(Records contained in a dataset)

* Start *

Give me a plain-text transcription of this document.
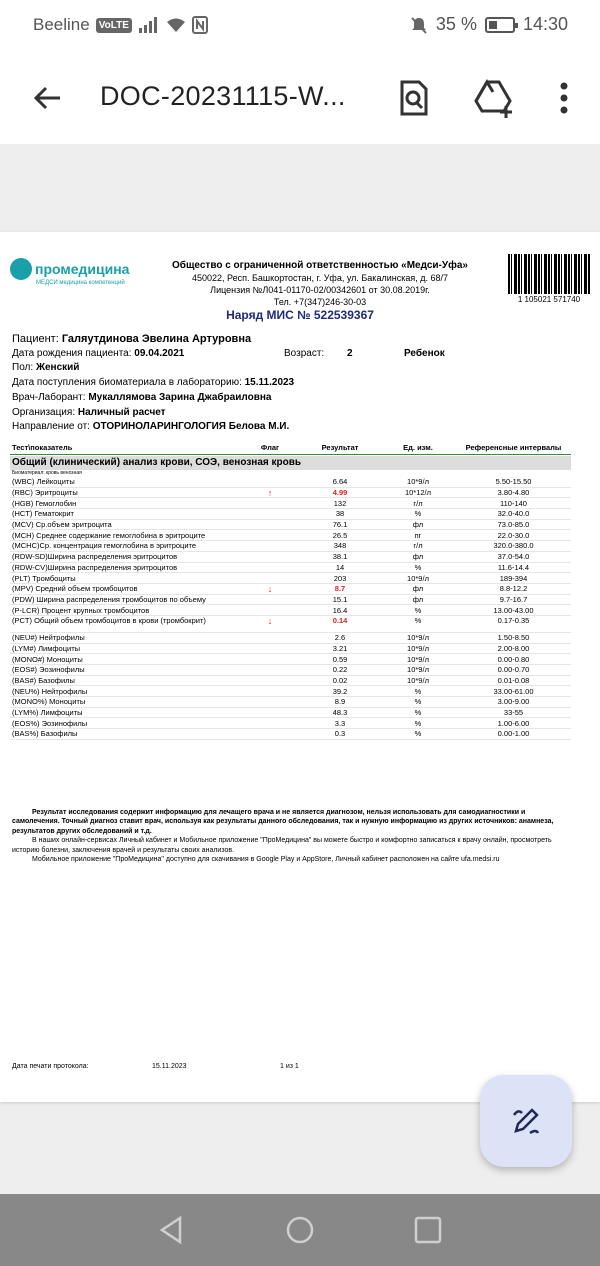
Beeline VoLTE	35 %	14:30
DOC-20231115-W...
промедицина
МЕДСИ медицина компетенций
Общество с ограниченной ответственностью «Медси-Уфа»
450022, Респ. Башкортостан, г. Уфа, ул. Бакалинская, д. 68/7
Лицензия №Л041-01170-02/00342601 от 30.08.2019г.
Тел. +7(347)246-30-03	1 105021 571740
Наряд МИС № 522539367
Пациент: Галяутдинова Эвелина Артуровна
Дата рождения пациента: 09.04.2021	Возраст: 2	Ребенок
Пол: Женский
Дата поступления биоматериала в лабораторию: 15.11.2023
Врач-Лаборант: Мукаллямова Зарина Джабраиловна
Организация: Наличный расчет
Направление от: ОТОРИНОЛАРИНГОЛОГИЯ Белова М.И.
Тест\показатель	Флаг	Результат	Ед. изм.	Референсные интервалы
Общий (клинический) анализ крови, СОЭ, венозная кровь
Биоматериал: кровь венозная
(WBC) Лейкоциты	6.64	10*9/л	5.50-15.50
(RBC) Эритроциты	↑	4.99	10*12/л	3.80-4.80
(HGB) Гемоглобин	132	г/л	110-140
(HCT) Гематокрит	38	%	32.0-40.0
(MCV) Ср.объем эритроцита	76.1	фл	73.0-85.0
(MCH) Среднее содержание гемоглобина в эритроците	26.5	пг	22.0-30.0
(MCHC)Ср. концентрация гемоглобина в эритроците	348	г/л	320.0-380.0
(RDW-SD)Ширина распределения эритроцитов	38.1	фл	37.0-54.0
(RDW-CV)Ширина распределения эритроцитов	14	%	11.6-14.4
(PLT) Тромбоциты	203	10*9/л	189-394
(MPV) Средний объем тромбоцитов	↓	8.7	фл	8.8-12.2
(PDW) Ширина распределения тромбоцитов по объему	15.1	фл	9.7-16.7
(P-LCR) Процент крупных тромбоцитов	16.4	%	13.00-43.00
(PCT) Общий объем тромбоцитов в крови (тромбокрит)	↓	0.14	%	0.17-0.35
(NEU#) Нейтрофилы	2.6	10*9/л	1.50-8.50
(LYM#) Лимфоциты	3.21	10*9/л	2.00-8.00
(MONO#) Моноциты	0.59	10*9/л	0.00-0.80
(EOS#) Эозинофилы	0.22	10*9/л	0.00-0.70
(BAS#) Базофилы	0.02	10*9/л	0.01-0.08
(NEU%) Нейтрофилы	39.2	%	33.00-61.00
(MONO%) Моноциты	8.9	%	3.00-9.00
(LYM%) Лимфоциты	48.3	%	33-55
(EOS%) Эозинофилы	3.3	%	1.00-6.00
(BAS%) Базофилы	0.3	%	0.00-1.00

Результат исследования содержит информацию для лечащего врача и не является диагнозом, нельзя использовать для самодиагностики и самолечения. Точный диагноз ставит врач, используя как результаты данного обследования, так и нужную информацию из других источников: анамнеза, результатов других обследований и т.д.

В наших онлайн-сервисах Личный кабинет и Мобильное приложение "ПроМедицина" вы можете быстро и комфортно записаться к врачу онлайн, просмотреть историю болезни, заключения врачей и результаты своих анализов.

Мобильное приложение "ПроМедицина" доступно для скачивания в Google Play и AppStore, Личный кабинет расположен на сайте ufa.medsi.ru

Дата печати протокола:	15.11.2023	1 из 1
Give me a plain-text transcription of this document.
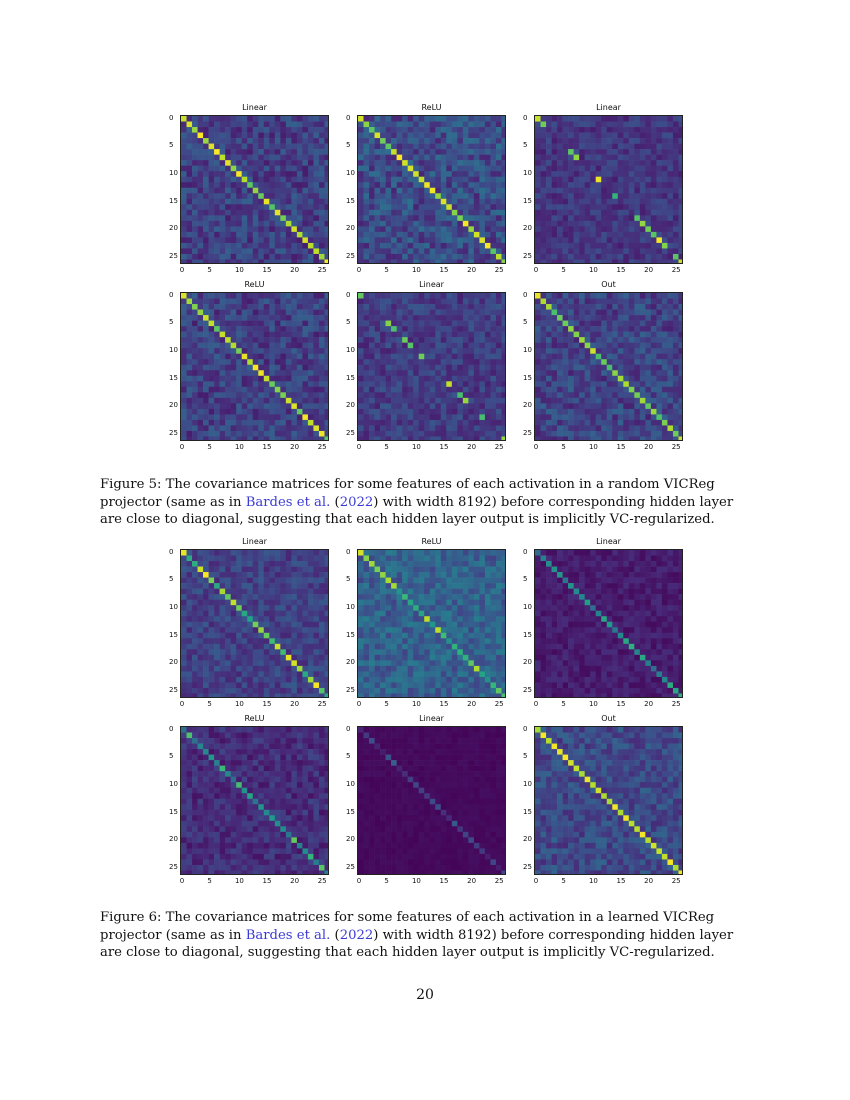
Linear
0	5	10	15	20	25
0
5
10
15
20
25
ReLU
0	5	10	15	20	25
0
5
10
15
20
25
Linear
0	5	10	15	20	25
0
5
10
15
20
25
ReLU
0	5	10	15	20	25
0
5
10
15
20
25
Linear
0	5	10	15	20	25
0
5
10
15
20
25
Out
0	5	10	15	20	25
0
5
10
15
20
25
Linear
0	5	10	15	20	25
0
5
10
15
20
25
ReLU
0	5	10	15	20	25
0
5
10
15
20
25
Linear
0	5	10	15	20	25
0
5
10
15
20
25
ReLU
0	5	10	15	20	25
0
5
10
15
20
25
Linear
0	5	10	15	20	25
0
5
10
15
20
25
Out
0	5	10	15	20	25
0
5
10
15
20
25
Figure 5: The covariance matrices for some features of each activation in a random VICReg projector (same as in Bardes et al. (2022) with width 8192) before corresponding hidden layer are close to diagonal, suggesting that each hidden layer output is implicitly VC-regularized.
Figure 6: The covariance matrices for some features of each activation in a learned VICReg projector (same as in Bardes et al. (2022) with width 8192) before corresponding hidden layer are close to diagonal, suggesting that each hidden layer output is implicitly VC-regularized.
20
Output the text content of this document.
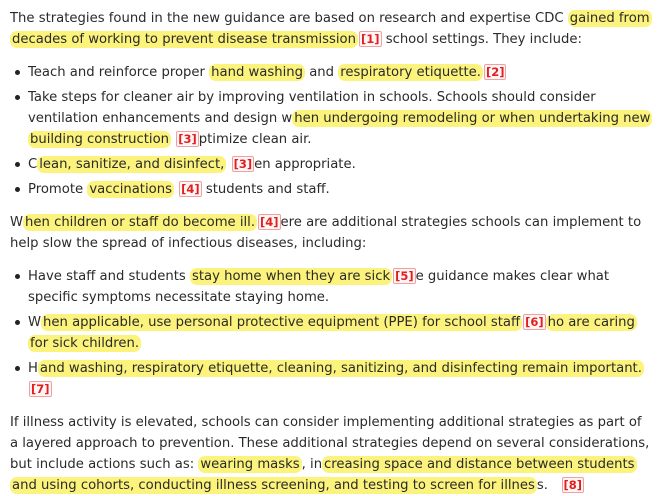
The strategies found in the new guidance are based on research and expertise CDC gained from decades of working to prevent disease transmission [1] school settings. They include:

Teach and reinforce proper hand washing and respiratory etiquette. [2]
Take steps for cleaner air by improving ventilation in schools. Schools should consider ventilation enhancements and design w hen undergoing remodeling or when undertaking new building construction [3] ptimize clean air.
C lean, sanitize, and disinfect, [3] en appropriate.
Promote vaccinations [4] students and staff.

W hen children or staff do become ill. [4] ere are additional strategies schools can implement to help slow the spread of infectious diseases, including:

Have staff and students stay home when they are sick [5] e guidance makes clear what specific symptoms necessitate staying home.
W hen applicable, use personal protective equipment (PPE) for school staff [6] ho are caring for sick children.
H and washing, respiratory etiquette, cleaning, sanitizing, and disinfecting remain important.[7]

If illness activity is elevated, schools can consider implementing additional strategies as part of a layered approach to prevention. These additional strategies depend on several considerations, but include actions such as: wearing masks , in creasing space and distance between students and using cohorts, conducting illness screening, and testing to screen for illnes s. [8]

* End *

**WHAT IS BEING ASKED**:
Write out the listing above again, exactly, but with no pictures in the copy.

**FINISHED EXERCISE**:
Give me a plain-text transcription of this document.
Beeline VoLTE	35 %	14:30
DOC-20231115-W...
промедицина
МЕДСИ медицина компетенций
Общество с ограниченной ответственностью «Медси-Уфа»
450022, Респ. Башкортостан, г. Уфа, ул. Бакалинская, д. 68/7
Лицензия №Л041-01170-02/00342601 от 30.08.2019г.
Тел. +7(347)246-30-03	1 105021 571740
Наряд МИС № 522539367
Пациент: Галяутдинова Эвелина Артуровна
Дата рождения пациента: 09.04.2021	Возраст: 2	Ребенок
Пол: Женский
Дата поступления биоматериала в лабораторию: 15.11.2023
Врач-Лаборант: Мукаллямова Зарина Джабраиловна
Организация: Наличный расчет
Направление от: ОТОРИНОЛАРИНГОЛОГИЯ Белова М.И.
Тест\показатель	Флаг	Результат	Ед. изм.	Референсные интервалы
Общий (клинический) анализ крови, СОЭ, венозная кровь
Биоматериал: кровь венозная
(WBC) Лейкоциты	6.64	10*9/л	5.50-15.50
(RBC) Эритроциты	↑	4.99	10*12/л	3.80-4.80
(HGB) Гемоглобин	132	г/л	110-140
(HCT) Гематокрит	38	%	32.0-40.0
(MCV) Ср.объем эритроцита	76.1	фл	73.0-85.0
(MCH) Среднее содержание гемоглобина в эритроците	26.5	пг	22.0-30.0
(MCHC)Ср. концентрация гемоглобина в эритроците	348	г/л	320.0-380.0
(RDW-SD)Ширина распределения эритроцитов	38.1	фл	37.0-54.0
(RDW-CV)Ширина распределения эритроцитов	14	%	11.6-14.4
(PLT) Тромбоциты	203	10*9/л	189-394
(MPV) Средний объем тромбоцитов	↓	8.7	фл	8.8-12.2
(PDW) Ширина распределения тромбоцитов по объему	15.1	фл	9.7-16.7
(P-LCR) Процент крупных тромбоцитов	16.4	%	13.00-43.00
(PCT) Общий объем тромбоцитов в крови (тромбокрит)	↓	0.14	%	0.17-0.35
(NEU#) Нейтрофилы	2.6	10*9/л	1.50-8.50
(LYM#) Лимфоциты	3.21	10*9/л	2.00-8.00
(MONO#) Моноциты	0.59	10*9/л	0.00-0.80
(EOS#) Эозинофилы	0.22	10*9/л	0.00-0.70
(BAS#) Базофилы	0.02	10*9/л	0.01-0.08
(NEU%) Нейтрофилы	39.2	%	33.00-61.00
(MONO%) Моноциты	8.9	%	3.00-9.00
(LYM%) Лимфоциты	48.3	%	33-55
(EOS%) Эозинофилы	3.3	%	1.00-6.00
(BAS%) Базофилы	0.3	%	0.00-1.00

Результат исследования содержит информацию для лечащего врача и не является диагнозом, нельзя использовать для самодиагностики и самолечения. Точный диагноз ставит врач, используя как результаты данного обследования, так и нужную информацию из других источников: анамнеза, результатов других обследований и т.д.

В наших онлайн-сервисах Личный кабинет и Мобильное приложение "ПроМедицина" вы можете быстро и комфортно записаться к врачу онлайн, просмотреть историю болезни, заключения врачей и результаты своих анализов.

Мобильное приложение "ПроМедицина" доступно для скачивания в Google Play и AppStore, Личный кабинет расположен на сайте ufa.medsi.ru

Дата печати протокола:	15.11.2023	1 из 1
Give me a plain-text transcription of this document.
Linear
0	5	10	15	20	25
0
5
10
15
20
25
ReLU
0	5	10	15	20	25
0
5
10
15
20
25
Linear
0	5	10	15	20	25
0
5
10
15
20
25
ReLU
0	5	10	15	20	25
0
5
10
15
20
25
Linear
0	5	10	15	20	25
0
5
10
15
20
25
Out
0	5	10	15	20	25
0
5
10
15
20
25
Linear
0	5	10	15	20	25
0
5
10
15
20
25
ReLU
0	5	10	15	20	25
0
5
10
15
20
25
Linear
0	5	10	15	20	25
0
5
10
15
20
25
ReLU
0	5	10	15	20	25
0
5
10
15
20
25
Linear
0	5	10	15	20	25
0
5
10
15
20
25
Out
0	5	10	15	20	25
0
5
10
15
20
25
Figure 5: The covariance matrices for some features of each activation in a random VICReg projector (same as in Bardes et al. (2022) with width 8192) before corresponding hidden layer are close to diagonal, suggesting that each hidden layer output is implicitly VC-regularized.
Figure 6: The covariance matrices for some features of each activation in a learned VICReg projector (same as in Bardes et al. (2022) with width 8192) before corresponding hidden layer are close to diagonal, suggesting that each hidden layer output is implicitly VC-regularized.
20
Output the text content of this document.
The strategies found in the new guidance are based on research and expertise CDC gained from decades of working to prevent disease transmission [1] school settings. They include:

Teach and reinforce proper hand washing and respiratory etiquette. [2]
Take steps for cleaner air by improving ventilation in schools. Schools should consider ventilation enhancements and design w hen undergoing remodeling or when undertaking new building construction [3] ptimize clean air.
C lean, sanitize, and disinfect, [3] en appropriate.
Promote vaccinations [4] students and staff.

W hen children or staff do become ill. [4] ere are additional strategies schools can implement to help slow the spread of infectious diseases, including:

Have staff and students stay home when they are sick [5] e guidance makes clear what specific symptoms necessitate staying home.
W hen applicable, use personal protective equipment (PPE) for school staff [6] ho are caring for sick children.
H and washing, respiratory etiquette, cleaning, sanitizing, and disinfecting remain important.[7]

If illness activity is elevated, schools can consider implementing additional strategies as part of a layered approach to prevention. These additional strategies depend on several considerations, but include actions such as: wearing masks , in creasing space and distance between students and using cohorts, conducting illness screening, and testing to screen for illnes s. [8]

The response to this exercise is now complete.